[START OF Records provided]

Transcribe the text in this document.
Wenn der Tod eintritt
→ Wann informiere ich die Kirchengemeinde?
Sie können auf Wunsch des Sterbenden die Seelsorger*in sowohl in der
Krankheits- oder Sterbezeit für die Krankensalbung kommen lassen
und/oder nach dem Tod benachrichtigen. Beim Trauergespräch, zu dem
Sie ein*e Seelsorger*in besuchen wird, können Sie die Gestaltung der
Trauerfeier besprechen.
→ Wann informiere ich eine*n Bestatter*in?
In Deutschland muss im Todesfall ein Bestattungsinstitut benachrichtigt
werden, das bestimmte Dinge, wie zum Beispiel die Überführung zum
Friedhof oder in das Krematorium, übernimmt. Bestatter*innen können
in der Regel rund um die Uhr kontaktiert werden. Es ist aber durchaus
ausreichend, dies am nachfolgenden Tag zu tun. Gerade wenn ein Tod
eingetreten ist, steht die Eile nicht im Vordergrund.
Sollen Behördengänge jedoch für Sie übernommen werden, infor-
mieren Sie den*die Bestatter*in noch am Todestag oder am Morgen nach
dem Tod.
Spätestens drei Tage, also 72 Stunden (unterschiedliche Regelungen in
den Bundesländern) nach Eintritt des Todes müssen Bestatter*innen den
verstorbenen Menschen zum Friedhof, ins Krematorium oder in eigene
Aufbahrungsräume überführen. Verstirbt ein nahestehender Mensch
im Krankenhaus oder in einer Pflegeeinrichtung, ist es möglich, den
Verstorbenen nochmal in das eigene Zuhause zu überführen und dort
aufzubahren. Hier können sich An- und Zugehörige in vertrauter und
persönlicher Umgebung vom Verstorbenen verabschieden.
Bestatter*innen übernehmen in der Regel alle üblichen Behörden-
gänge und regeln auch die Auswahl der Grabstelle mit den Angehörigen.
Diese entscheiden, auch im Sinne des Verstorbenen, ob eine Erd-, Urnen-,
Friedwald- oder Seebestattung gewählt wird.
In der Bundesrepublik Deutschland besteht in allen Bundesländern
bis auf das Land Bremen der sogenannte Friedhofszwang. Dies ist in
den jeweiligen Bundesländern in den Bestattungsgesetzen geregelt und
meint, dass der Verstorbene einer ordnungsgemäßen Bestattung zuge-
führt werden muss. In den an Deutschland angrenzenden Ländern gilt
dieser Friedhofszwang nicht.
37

[END OF Records provided]

→ **Brief**
Repeat the lines above exactly.

→ **Worked solution**
Transcribe the text in this document.
Wenn der Tod eintritt
→ Wann informiere ich die Kirchengemeinde?
Sie können auf Wunsch des Sterbenden die Seelsorger*in sowohl in der
Krankheits- oder Sterbezeit für die Krankensalbung kommen lassen
und/oder nach dem Tod benachrichtigen. Beim Trauergespräch, zu dem
Sie ein*e Seelsorger*in besuchen wird, können Sie die Gestaltung der
Trauerfeier besprechen.
→ Wann informiere ich eine*n Bestatter*in?
In Deutschland muss im Todesfall ein Bestattungsinstitut benachrichtigt
werden, das bestimmte Dinge, wie zum Beispiel die Überführung zum
Friedhof oder in das Krematorium, übernimmt. Bestatter*innen können
in der Regel rund um die Uhr kontaktiert werden. Es ist aber durchaus
ausreichend, dies am nachfolgenden Tag zu tun. Gerade wenn ein Tod
eingetreten ist, steht die Eile nicht im Vordergrund.
Sollen Behördengänge jedoch für Sie übernommen werden, infor-
mieren Sie den*die Bestatter*in noch am Todestag oder am Morgen nach
dem Tod.
Spätestens drei Tage, also 72 Stunden (unterschiedliche Regelungen in
den Bundesländern) nach Eintritt des Todes müssen Bestatter*innen den
verstorbenen Menschen zum Friedhof, ins Krematorium oder in eigene
Aufbahrungsräume überführen. Verstirbt ein nahestehender Mensch
im Krankenhaus oder in einer Pflegeeinrichtung, ist es möglich, den
Verstorbenen nochmal in das eigene Zuhause zu überführen und dort
aufzubahren. Hier können sich An- und Zugehörige in vertrauter und
persönlicher Umgebung vom Verstorbenen verabschieden.
Bestatter*innen übernehmen in der Regel alle üblichen Behörden-
gänge und regeln auch die Auswahl der Grabstelle mit den Angehörigen.
Diese entscheiden, auch im Sinne des Verstorbenen, ob eine Erd-, Urnen-,
Friedwald- oder Seebestattung gewählt wird.
In der Bundesrepublik Deutschland besteht in allen Bundesländern
bis auf das Land Bremen der sogenannte Friedhofszwang. Dies ist in
den jeweiligen Bundesländern in den Bestattungsgesetzen geregelt und
meint, dass der Verstorbene einer ordnungsgemäßen Bestattung zuge-
führt werden muss. In den an Deutschland angrenzenden Ländern gilt
dieser Friedhofszwang nicht.
37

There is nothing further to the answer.